:: Work to be completed ::
Gather, from the listing beneath this task, every line holding the string "their".

:: Dataset items ::
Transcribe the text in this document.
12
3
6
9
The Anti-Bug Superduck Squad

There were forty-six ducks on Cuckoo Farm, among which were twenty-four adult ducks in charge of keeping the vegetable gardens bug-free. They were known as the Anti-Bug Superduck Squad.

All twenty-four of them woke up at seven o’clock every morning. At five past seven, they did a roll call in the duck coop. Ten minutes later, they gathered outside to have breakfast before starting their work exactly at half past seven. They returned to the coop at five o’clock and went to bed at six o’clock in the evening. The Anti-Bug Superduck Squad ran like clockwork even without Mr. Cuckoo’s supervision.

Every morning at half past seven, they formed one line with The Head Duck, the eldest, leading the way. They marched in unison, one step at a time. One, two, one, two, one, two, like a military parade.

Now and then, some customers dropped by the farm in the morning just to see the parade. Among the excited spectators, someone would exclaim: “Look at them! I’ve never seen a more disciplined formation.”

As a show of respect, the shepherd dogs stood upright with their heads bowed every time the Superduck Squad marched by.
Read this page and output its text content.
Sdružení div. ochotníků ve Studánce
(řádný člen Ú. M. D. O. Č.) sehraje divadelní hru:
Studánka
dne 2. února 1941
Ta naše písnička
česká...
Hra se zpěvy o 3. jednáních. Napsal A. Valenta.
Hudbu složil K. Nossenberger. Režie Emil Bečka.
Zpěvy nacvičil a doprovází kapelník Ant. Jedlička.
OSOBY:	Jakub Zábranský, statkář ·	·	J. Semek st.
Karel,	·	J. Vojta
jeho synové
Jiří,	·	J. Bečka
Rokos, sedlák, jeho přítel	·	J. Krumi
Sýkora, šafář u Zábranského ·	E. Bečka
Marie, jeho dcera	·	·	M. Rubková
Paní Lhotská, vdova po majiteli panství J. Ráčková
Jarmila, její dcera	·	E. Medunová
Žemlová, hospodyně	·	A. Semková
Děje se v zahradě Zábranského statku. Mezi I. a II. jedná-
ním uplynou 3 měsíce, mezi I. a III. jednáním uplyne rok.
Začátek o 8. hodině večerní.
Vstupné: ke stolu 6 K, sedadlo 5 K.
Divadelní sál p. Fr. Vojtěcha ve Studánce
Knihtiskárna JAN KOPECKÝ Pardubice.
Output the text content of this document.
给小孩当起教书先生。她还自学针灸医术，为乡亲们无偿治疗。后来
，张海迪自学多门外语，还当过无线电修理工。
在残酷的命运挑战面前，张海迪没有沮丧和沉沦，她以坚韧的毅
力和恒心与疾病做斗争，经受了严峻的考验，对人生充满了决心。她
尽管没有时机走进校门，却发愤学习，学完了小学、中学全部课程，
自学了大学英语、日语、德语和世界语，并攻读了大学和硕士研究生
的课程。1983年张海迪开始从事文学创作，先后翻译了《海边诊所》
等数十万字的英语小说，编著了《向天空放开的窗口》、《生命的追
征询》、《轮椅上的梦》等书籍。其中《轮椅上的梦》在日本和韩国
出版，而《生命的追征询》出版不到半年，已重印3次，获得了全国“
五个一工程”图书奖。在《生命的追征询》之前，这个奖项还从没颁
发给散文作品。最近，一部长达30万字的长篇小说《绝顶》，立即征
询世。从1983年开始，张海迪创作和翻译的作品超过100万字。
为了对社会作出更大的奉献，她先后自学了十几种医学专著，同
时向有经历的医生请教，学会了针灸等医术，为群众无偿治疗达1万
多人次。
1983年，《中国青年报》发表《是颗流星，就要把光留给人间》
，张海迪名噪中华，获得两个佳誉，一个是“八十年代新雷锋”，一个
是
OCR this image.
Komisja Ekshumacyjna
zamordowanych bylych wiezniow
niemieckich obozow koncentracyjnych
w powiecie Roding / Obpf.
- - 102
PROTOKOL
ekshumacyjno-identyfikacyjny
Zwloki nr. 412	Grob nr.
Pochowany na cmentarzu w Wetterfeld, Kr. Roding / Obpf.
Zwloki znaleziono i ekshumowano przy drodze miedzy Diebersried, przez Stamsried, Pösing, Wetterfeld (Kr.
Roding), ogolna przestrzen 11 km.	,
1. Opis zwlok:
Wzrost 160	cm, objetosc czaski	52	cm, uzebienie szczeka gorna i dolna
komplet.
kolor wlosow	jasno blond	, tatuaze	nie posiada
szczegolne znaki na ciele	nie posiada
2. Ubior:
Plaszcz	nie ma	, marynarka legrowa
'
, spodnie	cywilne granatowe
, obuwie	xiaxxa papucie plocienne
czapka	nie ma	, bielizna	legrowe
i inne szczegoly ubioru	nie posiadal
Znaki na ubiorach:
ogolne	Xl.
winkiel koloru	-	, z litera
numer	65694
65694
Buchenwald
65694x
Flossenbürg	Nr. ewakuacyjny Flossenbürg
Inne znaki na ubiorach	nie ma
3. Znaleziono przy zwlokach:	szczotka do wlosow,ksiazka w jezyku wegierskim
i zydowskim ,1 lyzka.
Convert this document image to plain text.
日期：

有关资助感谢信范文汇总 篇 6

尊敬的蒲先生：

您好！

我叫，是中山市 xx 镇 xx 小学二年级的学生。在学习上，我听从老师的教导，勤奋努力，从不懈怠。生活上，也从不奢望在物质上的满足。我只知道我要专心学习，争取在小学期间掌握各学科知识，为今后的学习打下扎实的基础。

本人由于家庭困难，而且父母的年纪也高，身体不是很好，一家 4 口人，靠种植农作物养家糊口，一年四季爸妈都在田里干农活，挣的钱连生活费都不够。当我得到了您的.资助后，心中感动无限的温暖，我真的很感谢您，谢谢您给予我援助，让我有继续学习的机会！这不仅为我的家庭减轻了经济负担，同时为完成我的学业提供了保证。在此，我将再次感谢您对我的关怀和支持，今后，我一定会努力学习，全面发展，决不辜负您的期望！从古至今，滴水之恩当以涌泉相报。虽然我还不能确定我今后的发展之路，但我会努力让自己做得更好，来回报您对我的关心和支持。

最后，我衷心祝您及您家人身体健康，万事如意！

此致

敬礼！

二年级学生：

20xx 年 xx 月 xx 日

:: Final result ::
All twenty-four of them woke up at seven o’clock every morning. At five past seven, they did a roll call in the duck coop. Ten minutes later, they gathered outside to have breakfast before starting their work exactly at half past seven. They returned to the coop at five o’clock and went to bed at six o’clock in the evening. The Anti-Bug Superduck Squad ran like clockwork even without Mr. Cuckoo’s supervision.
As a show of respect, the shepherd dogs stood upright with their heads bowed every time the Superduck Squad marched by.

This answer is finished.